TASK DESCRIPTION: Show only lines that include "χρωματισμούς".

========================================

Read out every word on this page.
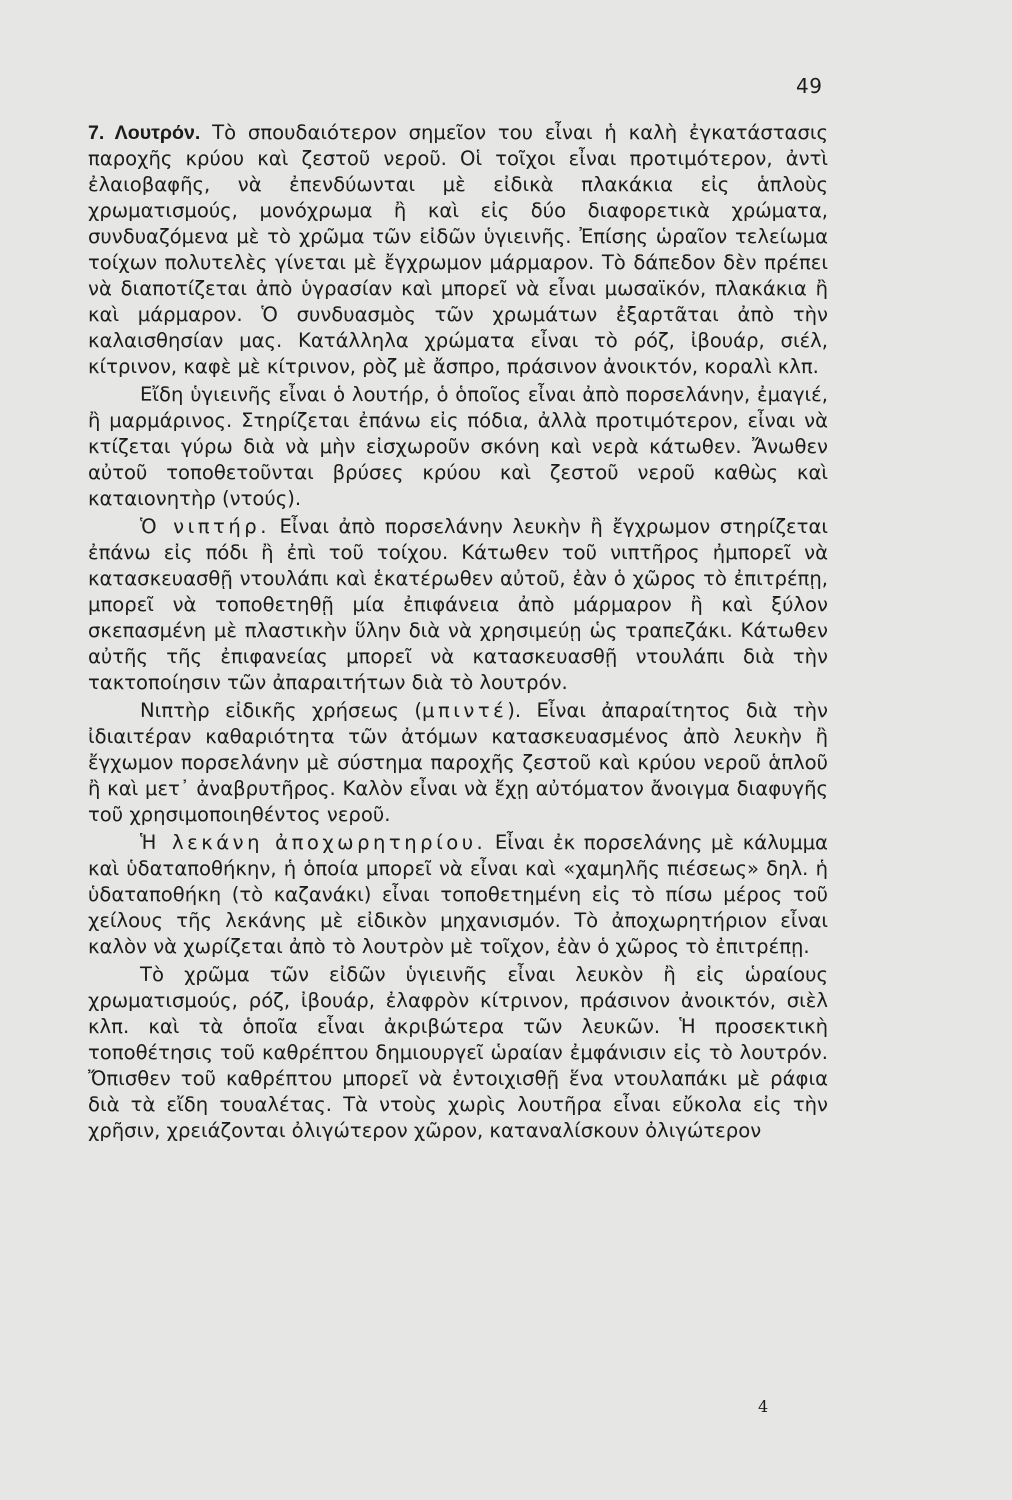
49

7. Λουτρόν. Τὸ σπουδαιότερον σημεῖον του εἶναι ἡ καλὴ ἐγκατάστασις παροχῆς κρύου καὶ ζεστοῦ νεροῦ. Οἱ τοῖχοι εἶναι προτιμότερον, ἀντὶ ἐλαιοβαφῆς, νὰ ἐπενδύωνται μὲ εἰδικὰ πλακάκια εἰς ἁπλοὺς χρωματισμούς, μονόχρωμα ἢ καὶ εἰς δύο διαφορετικὰ χρώματα, συνδυαζόμενα μὲ τὸ χρῶμα τῶν εἰδῶν ὑγιεινῆς. Ἐπίσης ὡραῖον τελείωμα τοίχων πολυτελὲς γίνεται μὲ ἔγχρωμον μάρμαρον. Τὸ δάπεδον δὲν πρέπει νὰ διαποτίζεται ἀπὸ ὑγρασίαν καὶ μπορεῖ νὰ εἶναι μωσαϊκόν, πλακάκια ἢ καὶ μάρμαρον. Ὁ συνδυασμὸς τῶν χρωμάτων ἐξαρτᾶται ἀπὸ τὴν καλαισθησίαν μας. Κατάλληλα χρώματα εἶναι τὸ ρόζ, ἰβουάρ, σιέλ, κίτρινον, καφὲ μὲ κίτρινον, ρὸζ μὲ ἄσπρο, πράσινον ἀνοικτόν, κοραλὶ κλπ.

Εἴδη ὑγιεινῆς εἶναι ὁ λουτήρ, ὁ ὁποῖος εἶναι ἀπὸ πορσελάνην, ἐμαγιέ, ἢ μαρμάρινος. Στηρίζεται ἐπάνω εἰς πόδια, ἀλλὰ προτιμότερον, εἶναι νὰ κτίζεται γύρω διὰ νὰ μὴν εἰσχωροῦν σκόνη καὶ νερὰ κάτωθεν. Ἄνωθεν αὐτοῦ τοποθετοῦνται βρύσες κρύου καὶ ζεστοῦ νεροῦ καθὼς καὶ καταιονητὴρ (ντούς).

Ὁ νιπτήρ. Εἶναι ἀπὸ πορσελάνην λευκὴν ἢ ἔγχρωμον στηρίζεται ἐπάνω εἰς πόδι ἢ ἐπὶ τοῦ τοίχου. Κάτωθεν τοῦ νιπτῆρος ἠμπορεῖ νὰ κατασκευασθῇ ντουλάπι καὶ ἑκατέρωθεν αὐτοῦ, ἐὰν ὁ χῶρος τὸ ἐπιτρέπῃ, μπορεῖ νὰ τοποθετηθῇ μία ἐπιφάνεια ἀπὸ μάρμαρον ἢ καὶ ξύλον σκεπασμένη μὲ πλαστικὴν ὕλην διὰ νὰ χρησιμεύῃ ὡς τραπεζάκι. Κάτωθεν αὐτῆς τῆς ἐπιφανείας μπορεῖ νὰ κατασκευασθῇ ντουλάπι διὰ τὴν τακτοποίησιν τῶν ἀπαραιτήτων διὰ τὸ λουτρόν.

Νιπτὴρ εἰδικῆς χρήσεως (μπιντέ). Εἶναι ἀπαραίτητος διὰ τὴν ἰδιαιτέραν καθαριότητα τῶν ἀτόμων κατασκευασμένος ἀπὸ λευκὴν ἢ ἔγχωμον πορσελάνην μὲ σύστημα παροχῆς ζεστοῦ καὶ κρύου νεροῦ ἁπλοῦ ἢ καὶ μετ᾽ ἀναβρυτῆρος. Καλὸν εἶναι νὰ ἔχῃ αὐτόματον ἄνοιγμα διαφυγῆς τοῦ χρησιμοποιηθέντος νεροῦ.

Ἡ λεκάνη ἀποχωρητηρίου. Εἶναι ἐκ πορσελάνης μὲ κάλυμμα καὶ ὑδαταποθήκην, ἡ ὁποία μπορεῖ νὰ εἶναι καὶ «χαμηλῆς πιέσεως» δηλ. ἡ ὑδαταποθήκη (τὸ καζανάκι) εἶναι τοποθετημένη εἰς τὸ πίσω μέρος τοῦ χείλους τῆς λεκάνης μὲ εἰδικὸν μηχανισμόν. Τὸ ἀποχωρητήριον εἶναι καλὸν νὰ χωρίζεται ἀπὸ τὸ λουτρὸν μὲ τοῖχον, ἐὰν ὁ χῶρος τὸ ἐπιτρέπῃ.

Τὸ χρῶμα τῶν εἰδῶν ὑγιεινῆς εἶναι λευκὸν ἢ εἰς ὡραίους χρωματισμούς, ρόζ, ἰβουάρ, ἐλαφρὸν κίτρινον, πράσινον ἀνοικτόν, σιὲλ κλπ. καὶ τὰ ὁποῖα εἶναι ἀκριβώτερα τῶν λευκῶν. Ἡ προσεκτικὴ τοποθέτησις τοῦ καθρέπτου δημιουργεῖ ὡραίαν ἐμφάνισιν εἰς τὸ λουτρόν. Ὄπισθεν τοῦ καθρέπτου μπορεῖ νὰ ἐντοιχισθῇ ἕνα ντουλαπάκι μὲ ράφια διὰ τὰ εἴδη τουαλέτας. Τὰ ντοὺς χωρὶς λουτῆρα εἶναι εὔκολα εἰς τὴν χρῆσιν, χρειάζονται ὀλιγώτερον χῶρον, καταναλίσκουν ὀλιγώτερον

4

========================================

FULL OUTPUT:
7. Λουτρόν. Τὸ σπουδαιότερον σημεῖον του εἶναι ἡ καλὴ ἐγκατάστασις παροχῆς κρύου καὶ ζεστοῦ νεροῦ. Οἱ τοῖχοι εἶναι προτιμότερον, ἀντὶ ἐλαιοβαφῆς, νὰ ἐπενδύωνται μὲ εἰδικὰ πλακάκια εἰς ἁπλοὺς χρωματισμούς, μονόχρωμα ἢ καὶ εἰς δύο διαφορετικὰ χρώματα, συνδυαζόμενα μὲ τὸ χρῶμα τῶν εἰδῶν ὑγιεινῆς. Ἐπίσης ὡραῖον τελείωμα τοίχων πολυτελὲς γίνεται μὲ ἔγχρωμον μάρμαρον. Τὸ δάπεδον δὲν πρέπει νὰ διαποτίζεται ἀπὸ ὑγρασίαν καὶ μπορεῖ νὰ εἶναι μωσαϊκόν, πλακάκια ἢ καὶ μάρμαρον. Ὁ συνδυασμὸς τῶν χρωμάτων ἐξαρτᾶται ἀπὸ τὴν καλαισθησίαν μας. Κατάλληλα χρώματα εἶναι τὸ ρόζ, ἰβουάρ, σιέλ, κίτρινον, καφὲ μὲ κίτρινον, ρὸζ μὲ ἄσπρο, πράσινον ἀνοικτόν, κοραλὶ κλπ.
Τὸ χρῶμα τῶν εἰδῶν ὑγιεινῆς εἶναι λευκὸν ἢ εἰς ὡραίους χρωματισμούς, ρόζ, ἰβουάρ, ἐλαφρὸν κίτρινον, πράσινον ἀνοικτόν, σιὲλ κλπ. καὶ τὰ ὁποῖα εἶναι ἀκριβώτερα τῶν λευκῶν. Ἡ προσεκτικὴ τοποθέτησις τοῦ καθρέπτου δημιουργεῖ ὡραίαν ἐμφάνισιν εἰς τὸ λουτρόν. Ὄπισθεν τοῦ καθρέπτου μπορεῖ νὰ ἐντοιχισθῇ ἕνα ντουλαπάκι μὲ ράφια διὰ τὰ εἴδη τουαλέτας. Τὰ ντοὺς χωρὶς λουτῆρα εἶναι εὔκολα εἰς τὴν χρῆσιν, χρειάζονται ὀλιγώτερον χῶρον, καταναλίσκουν ὀλιγώτερον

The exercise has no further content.